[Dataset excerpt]
+ + +

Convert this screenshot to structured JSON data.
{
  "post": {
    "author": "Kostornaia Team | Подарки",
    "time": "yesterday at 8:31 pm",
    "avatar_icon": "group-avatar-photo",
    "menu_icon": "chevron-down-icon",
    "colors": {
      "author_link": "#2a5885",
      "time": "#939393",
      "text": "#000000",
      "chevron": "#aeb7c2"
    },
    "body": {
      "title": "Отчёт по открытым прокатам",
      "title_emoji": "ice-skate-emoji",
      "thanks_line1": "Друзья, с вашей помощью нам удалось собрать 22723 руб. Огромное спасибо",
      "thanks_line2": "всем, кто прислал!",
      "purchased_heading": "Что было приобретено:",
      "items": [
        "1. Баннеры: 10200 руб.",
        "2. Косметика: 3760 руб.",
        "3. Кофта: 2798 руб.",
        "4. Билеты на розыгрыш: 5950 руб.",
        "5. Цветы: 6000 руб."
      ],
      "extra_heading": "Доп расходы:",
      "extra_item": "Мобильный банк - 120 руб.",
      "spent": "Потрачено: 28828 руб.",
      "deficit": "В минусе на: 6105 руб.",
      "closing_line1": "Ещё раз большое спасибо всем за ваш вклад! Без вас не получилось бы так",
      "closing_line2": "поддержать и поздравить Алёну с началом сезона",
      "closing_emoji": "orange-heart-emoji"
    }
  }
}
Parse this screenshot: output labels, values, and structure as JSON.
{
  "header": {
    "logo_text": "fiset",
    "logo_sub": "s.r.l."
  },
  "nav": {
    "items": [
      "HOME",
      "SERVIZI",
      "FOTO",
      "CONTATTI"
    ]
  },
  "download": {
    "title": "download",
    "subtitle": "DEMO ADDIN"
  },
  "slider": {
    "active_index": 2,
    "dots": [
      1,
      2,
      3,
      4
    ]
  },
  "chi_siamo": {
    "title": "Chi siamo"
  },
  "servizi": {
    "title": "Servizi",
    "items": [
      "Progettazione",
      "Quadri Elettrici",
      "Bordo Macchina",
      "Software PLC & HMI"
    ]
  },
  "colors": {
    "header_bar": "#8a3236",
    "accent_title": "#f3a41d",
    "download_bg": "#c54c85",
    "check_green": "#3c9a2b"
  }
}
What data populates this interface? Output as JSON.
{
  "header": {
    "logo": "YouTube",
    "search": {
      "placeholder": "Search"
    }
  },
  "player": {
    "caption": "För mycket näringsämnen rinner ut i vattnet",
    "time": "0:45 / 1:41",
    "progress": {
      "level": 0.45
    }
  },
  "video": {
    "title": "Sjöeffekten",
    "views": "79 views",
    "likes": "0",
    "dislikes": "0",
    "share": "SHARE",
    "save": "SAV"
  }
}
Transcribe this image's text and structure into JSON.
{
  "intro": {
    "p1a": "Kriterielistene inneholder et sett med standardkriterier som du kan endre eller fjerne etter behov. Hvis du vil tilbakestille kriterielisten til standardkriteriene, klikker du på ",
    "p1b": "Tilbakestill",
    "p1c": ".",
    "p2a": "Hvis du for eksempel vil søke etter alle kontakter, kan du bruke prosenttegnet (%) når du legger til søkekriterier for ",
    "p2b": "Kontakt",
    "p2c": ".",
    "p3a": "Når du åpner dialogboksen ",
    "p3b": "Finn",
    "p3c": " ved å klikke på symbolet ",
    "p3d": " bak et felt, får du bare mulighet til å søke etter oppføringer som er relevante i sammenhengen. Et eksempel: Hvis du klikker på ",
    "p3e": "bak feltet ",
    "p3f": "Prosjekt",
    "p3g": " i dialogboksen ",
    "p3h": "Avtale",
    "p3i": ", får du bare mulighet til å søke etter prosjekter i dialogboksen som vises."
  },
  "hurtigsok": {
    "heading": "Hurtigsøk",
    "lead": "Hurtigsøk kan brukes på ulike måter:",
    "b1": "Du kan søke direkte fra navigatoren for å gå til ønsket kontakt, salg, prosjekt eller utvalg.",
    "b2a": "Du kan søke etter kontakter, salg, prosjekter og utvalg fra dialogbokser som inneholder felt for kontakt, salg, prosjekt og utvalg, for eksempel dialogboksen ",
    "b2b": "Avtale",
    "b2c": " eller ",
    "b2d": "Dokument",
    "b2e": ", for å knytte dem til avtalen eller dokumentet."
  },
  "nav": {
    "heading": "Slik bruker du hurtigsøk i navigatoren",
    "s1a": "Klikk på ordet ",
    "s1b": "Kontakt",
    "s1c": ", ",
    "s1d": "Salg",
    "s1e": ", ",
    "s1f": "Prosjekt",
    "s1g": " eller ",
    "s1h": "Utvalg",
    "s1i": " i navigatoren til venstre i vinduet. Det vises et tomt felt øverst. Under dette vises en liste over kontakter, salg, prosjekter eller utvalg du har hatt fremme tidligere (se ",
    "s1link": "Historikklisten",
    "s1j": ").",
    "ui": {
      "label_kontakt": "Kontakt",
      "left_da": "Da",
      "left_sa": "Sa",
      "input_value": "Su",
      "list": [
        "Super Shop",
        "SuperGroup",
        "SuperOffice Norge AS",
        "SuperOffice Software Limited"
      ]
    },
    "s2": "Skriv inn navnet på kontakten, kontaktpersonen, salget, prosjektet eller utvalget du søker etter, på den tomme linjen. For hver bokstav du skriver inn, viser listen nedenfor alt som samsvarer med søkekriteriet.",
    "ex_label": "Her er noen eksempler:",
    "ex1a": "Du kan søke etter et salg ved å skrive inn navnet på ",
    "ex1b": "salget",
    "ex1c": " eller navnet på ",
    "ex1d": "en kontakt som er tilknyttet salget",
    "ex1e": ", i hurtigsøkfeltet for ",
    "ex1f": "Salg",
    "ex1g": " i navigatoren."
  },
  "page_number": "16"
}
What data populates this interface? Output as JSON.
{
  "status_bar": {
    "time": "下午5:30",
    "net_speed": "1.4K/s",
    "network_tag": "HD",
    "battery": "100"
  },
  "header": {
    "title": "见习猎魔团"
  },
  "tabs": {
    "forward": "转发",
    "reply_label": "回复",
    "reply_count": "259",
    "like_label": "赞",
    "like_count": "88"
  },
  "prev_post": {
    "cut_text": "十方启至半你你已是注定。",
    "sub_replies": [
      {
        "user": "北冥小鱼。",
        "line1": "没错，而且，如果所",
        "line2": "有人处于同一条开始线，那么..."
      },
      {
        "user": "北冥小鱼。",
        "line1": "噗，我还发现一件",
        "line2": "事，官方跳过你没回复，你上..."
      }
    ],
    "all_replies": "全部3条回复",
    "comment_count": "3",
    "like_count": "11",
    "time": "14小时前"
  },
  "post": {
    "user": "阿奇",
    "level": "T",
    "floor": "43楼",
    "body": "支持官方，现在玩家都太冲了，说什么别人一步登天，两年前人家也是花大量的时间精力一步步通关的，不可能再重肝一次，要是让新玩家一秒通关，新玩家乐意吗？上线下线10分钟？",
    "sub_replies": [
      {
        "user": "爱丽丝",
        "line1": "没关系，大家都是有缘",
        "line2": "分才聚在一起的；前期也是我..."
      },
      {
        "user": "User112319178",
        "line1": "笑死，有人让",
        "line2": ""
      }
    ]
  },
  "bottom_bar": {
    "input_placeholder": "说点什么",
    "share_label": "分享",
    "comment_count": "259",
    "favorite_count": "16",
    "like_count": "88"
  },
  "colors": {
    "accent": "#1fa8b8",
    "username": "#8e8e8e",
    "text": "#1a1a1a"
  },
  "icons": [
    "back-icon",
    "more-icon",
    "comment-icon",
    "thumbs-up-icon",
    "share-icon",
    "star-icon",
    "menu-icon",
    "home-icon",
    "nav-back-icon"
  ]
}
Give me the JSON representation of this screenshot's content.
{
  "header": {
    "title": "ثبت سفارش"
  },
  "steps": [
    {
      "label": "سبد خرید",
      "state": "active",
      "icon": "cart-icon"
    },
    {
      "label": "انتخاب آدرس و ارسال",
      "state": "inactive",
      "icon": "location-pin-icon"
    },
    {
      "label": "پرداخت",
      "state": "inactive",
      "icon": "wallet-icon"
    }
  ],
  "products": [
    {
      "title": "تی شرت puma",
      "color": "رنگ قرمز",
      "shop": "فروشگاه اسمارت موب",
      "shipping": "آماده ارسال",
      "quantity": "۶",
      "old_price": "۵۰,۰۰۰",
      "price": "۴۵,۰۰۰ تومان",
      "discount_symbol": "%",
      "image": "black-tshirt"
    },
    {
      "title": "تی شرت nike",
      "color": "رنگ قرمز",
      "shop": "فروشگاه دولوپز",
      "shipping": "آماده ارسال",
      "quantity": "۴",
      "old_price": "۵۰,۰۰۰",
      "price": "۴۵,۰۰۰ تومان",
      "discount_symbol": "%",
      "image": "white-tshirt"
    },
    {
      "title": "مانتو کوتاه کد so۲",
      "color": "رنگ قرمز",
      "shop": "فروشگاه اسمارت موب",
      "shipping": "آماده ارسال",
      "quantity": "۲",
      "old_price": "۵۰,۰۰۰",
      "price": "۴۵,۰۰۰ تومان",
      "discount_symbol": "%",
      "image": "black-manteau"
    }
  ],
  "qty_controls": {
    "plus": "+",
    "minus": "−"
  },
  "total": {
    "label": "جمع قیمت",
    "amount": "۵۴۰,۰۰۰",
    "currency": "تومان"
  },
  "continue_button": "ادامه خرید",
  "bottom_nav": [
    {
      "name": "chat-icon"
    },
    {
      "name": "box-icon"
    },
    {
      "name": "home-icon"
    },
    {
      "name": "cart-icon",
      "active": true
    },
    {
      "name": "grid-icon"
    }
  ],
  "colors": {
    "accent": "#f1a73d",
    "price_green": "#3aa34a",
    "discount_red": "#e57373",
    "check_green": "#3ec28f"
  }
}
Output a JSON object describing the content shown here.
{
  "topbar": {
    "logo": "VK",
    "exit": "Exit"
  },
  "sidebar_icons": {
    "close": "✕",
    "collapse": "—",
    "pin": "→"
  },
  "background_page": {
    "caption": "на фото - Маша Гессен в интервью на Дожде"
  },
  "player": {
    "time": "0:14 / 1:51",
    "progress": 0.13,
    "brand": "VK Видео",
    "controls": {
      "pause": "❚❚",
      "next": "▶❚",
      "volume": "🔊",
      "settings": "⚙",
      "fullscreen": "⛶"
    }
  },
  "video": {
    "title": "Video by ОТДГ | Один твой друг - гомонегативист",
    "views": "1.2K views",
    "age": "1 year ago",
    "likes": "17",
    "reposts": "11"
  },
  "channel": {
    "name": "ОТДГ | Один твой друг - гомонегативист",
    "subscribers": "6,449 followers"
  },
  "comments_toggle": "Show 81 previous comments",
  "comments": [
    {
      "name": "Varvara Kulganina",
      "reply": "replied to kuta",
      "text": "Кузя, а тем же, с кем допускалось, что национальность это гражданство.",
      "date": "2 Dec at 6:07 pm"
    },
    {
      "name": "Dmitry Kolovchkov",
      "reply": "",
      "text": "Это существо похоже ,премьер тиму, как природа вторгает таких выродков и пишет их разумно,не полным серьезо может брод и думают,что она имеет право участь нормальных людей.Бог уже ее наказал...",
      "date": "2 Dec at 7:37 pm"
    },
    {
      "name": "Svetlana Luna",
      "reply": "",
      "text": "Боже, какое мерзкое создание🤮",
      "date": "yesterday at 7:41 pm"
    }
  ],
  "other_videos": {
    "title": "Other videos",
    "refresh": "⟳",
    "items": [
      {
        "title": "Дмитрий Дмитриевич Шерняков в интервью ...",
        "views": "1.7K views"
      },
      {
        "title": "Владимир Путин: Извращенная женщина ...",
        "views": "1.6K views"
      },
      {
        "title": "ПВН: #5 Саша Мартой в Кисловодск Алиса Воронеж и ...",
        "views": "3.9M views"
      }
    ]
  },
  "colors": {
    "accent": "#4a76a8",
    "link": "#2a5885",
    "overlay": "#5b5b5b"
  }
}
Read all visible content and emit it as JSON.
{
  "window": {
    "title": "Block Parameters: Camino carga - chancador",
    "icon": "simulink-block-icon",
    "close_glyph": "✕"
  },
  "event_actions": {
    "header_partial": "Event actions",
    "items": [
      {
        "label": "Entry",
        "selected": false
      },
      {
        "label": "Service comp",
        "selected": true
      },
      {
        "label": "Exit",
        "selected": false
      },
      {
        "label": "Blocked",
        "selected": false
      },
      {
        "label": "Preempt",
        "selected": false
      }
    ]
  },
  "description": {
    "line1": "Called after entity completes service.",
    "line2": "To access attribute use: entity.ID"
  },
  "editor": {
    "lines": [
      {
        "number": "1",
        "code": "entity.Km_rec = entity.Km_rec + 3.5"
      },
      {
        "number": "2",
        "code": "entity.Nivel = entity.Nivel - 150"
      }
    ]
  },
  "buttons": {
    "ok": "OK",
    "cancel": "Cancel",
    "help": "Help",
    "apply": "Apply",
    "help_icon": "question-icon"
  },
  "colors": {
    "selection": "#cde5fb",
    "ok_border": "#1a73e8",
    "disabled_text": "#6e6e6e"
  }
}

+ + +

GIVEN TASK:
Above are the records. Copy every line in them holding "date".

EXPECTED ANSWER:
      "date": "2 Dec at 6:07 pm"
      "date": "2 Dec at 7:37 pm"
      "date": "yesterday at 7:41 pm"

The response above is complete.